━━━ GIVEN INFORMATION ━━━
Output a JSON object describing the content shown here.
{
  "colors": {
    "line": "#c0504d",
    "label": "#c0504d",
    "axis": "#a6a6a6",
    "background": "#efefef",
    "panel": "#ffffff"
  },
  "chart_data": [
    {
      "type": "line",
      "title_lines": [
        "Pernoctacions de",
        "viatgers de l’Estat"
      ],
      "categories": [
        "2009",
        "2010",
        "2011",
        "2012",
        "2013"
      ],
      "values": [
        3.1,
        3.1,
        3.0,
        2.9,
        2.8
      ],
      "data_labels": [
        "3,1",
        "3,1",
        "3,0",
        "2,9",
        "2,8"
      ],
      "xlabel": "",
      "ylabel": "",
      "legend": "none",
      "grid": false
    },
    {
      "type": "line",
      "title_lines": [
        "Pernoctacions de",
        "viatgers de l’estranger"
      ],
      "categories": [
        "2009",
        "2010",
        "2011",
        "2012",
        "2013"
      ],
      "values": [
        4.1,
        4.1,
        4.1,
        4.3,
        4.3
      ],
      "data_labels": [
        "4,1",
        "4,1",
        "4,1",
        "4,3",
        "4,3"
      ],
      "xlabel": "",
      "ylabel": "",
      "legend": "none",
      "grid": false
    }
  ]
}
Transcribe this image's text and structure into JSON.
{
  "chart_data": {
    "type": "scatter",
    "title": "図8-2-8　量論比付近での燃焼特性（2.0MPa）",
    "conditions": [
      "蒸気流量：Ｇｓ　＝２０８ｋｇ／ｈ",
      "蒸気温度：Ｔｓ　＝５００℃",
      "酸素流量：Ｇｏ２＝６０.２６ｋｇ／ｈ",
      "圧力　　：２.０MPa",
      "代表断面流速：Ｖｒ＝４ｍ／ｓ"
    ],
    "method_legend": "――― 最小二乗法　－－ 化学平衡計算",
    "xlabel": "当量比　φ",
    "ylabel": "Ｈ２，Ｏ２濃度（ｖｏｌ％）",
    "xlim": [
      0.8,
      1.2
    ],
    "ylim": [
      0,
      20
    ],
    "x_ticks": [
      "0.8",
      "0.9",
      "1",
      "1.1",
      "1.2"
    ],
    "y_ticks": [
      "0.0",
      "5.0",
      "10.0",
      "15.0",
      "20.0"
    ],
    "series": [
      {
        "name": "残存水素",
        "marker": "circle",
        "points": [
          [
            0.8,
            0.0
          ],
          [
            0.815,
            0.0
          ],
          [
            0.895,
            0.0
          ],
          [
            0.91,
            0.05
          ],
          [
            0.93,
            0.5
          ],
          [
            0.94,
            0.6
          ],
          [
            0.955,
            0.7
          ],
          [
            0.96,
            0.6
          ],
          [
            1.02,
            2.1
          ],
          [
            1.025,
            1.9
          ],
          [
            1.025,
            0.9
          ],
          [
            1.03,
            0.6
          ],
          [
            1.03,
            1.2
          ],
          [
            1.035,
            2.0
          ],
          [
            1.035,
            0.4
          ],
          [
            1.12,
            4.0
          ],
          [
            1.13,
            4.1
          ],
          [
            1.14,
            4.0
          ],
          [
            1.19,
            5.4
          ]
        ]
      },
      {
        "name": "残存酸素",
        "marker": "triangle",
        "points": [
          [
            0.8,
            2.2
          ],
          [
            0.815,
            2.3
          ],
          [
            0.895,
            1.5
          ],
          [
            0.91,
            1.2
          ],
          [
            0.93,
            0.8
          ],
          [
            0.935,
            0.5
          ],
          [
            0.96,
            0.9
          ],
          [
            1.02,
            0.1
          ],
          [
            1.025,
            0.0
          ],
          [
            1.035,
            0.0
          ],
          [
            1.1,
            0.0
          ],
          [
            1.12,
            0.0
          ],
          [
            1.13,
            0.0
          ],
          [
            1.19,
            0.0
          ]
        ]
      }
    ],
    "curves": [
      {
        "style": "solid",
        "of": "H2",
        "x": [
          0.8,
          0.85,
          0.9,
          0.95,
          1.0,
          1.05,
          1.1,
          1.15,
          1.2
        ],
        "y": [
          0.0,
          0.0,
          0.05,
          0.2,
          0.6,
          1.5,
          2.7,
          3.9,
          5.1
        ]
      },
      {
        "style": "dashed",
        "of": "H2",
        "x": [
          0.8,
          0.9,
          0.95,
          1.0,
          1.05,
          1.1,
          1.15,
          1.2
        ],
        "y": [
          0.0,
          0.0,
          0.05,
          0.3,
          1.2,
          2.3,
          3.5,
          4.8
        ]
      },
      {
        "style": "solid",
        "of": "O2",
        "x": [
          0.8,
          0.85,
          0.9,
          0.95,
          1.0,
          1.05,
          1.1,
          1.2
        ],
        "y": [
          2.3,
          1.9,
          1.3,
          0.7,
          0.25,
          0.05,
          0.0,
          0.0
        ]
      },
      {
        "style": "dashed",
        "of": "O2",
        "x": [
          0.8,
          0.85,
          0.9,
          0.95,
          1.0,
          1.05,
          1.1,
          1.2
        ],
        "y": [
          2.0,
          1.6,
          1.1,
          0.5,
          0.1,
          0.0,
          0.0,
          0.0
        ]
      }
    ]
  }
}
━━━
= GIVEN REQUEST =
Repeat all the entries word for word.

= TASK RESPONSE =
Output a JSON object describing the content shown here.
{
  "colors": {
    "line": "#c0504d",
    "label": "#c0504d",
    "axis": "#a6a6a6",
    "background": "#efefef",
    "panel": "#ffffff"
  },
  "chart_data": [
    {
      "type": "line",
      "title_lines": [
        "Pernoctacions de",
        "viatgers de l’Estat"
      ],
      "categories": [
        "2009",
        "2010",
        "2011",
        "2012",
        "2013"
      ],
      "values": [
        3.1,
        3.1,
        3.0,
        2.9,
        2.8
      ],
      "data_labels": [
        "3,1",
        "3,1",
        "3,0",
        "2,9",
        "2,8"
      ],
      "xlabel": "",
      "ylabel": "",
      "legend": "none",
      "grid": false
    },
    {
      "type": "line",
      "title_lines": [
        "Pernoctacions de",
        "viatgers de l’estranger"
      ],
      "categories": [
        "2009",
        "2010",
        "2011",
        "2012",
        "2013"
      ],
      "values": [
        4.1,
        4.1,
        4.1,
        4.3,
        4.3
      ],
      "data_labels": [
        "4,1",
        "4,1",
        "4,1",
        "4,3",
        "4,3"
      ],
      "xlabel": "",
      "ylabel": "",
      "legend": "none",
      "grid": false
    }
  ]
}
Transcribe this image's text and structure into JSON.
{
  "chart_data": {
    "type": "scatter",
    "title": "図8-2-8　量論比付近での燃焼特性（2.0MPa）",
    "conditions": [
      "蒸気流量：Ｇｓ　＝２０８ｋｇ／ｈ",
      "蒸気温度：Ｔｓ　＝５００℃",
      "酸素流量：Ｇｏ２＝６０.２６ｋｇ／ｈ",
      "圧力　　：２.０MPa",
      "代表断面流速：Ｖｒ＝４ｍ／ｓ"
    ],
    "method_legend": "――― 最小二乗法　－－ 化学平衡計算",
    "xlabel": "当量比　φ",
    "ylabel": "Ｈ２，Ｏ２濃度（ｖｏｌ％）",
    "xlim": [
      0.8,
      1.2
    ],
    "ylim": [
      0,
      20
    ],
    "x_ticks": [
      "0.8",
      "0.9",
      "1",
      "1.1",
      "1.2"
    ],
    "y_ticks": [
      "0.0",
      "5.0",
      "10.0",
      "15.0",
      "20.0"
    ],
    "series": [
      {
        "name": "残存水素",
        "marker": "circle",
        "points": [
          [
            0.8,
            0.0
          ],
          [
            0.815,
            0.0
          ],
          [
            0.895,
            0.0
          ],
          [
            0.91,
            0.05
          ],
          [
            0.93,
            0.5
          ],
          [
            0.94,
            0.6
          ],
          [
            0.955,
            0.7
          ],
          [
            0.96,
            0.6
          ],
          [
            1.02,
            2.1
          ],
          [
            1.025,
            1.9
          ],
          [
            1.025,
            0.9
          ],
          [
            1.03,
            0.6
          ],
          [
            1.03,
            1.2
          ],
          [
            1.035,
            2.0
          ],
          [
            1.035,
            0.4
          ],
          [
            1.12,
            4.0
          ],
          [
            1.13,
            4.1
          ],
          [
            1.14,
            4.0
          ],
          [
            1.19,
            5.4
          ]
        ]
      },
      {
        "name": "残存酸素",
        "marker": "triangle",
        "points": [
          [
            0.8,
            2.2
          ],
          [
            0.815,
            2.3
          ],
          [
            0.895,
            1.5
          ],
          [
            0.91,
            1.2
          ],
          [
            0.93,
            0.8
          ],
          [
            0.935,
            0.5
          ],
          [
            0.96,
            0.9
          ],
          [
            1.02,
            0.1
          ],
          [
            1.025,
            0.0
          ],
          [
            1.035,
            0.0
          ],
          [
            1.1,
            0.0
          ],
          [
            1.12,
            0.0
          ],
          [
            1.13,
            0.0
          ],
          [
            1.19,
            0.0
          ]
        ]
      }
    ],
    "curves": [
      {
        "style": "solid",
        "of": "H2",
        "x": [
          0.8,
          0.85,
          0.9,
          0.95,
          1.0,
          1.05,
          1.1,
          1.15,
          1.2
        ],
        "y": [
          0.0,
          0.0,
          0.05,
          0.2,
          0.6,
          1.5,
          2.7,
          3.9,
          5.1
        ]
      },
      {
        "style": "dashed",
        "of": "H2",
        "x": [
          0.8,
          0.9,
          0.95,
          1.0,
          1.05,
          1.1,
          1.15,
          1.2
        ],
        "y": [
          0.0,
          0.0,
          0.05,
          0.3,
          1.2,
          2.3,
          3.5,
          4.8
        ]
      },
      {
        "style": "solid",
        "of": "O2",
        "x": [
          0.8,
          0.85,
          0.9,
          0.95,
          1.0,
          1.05,
          1.1,
          1.2
        ],
        "y": [
          2.3,
          1.9,
          1.3,
          0.7,
          0.25,
          0.05,
          0.0,
          0.0
        ]
      },
      {
        "style": "dashed",
        "of": "O2",
        "x": [
          0.8,
          0.85,
          0.9,
          0.95,
          1.0,
          1.05,
          1.1,
          1.2
        ],
        "y": [
          2.0,
          1.6,
          1.1,
          0.5,
          0.1,
          0.0,
          0.0,
          0.0
        ]
      }
    ]
  }
}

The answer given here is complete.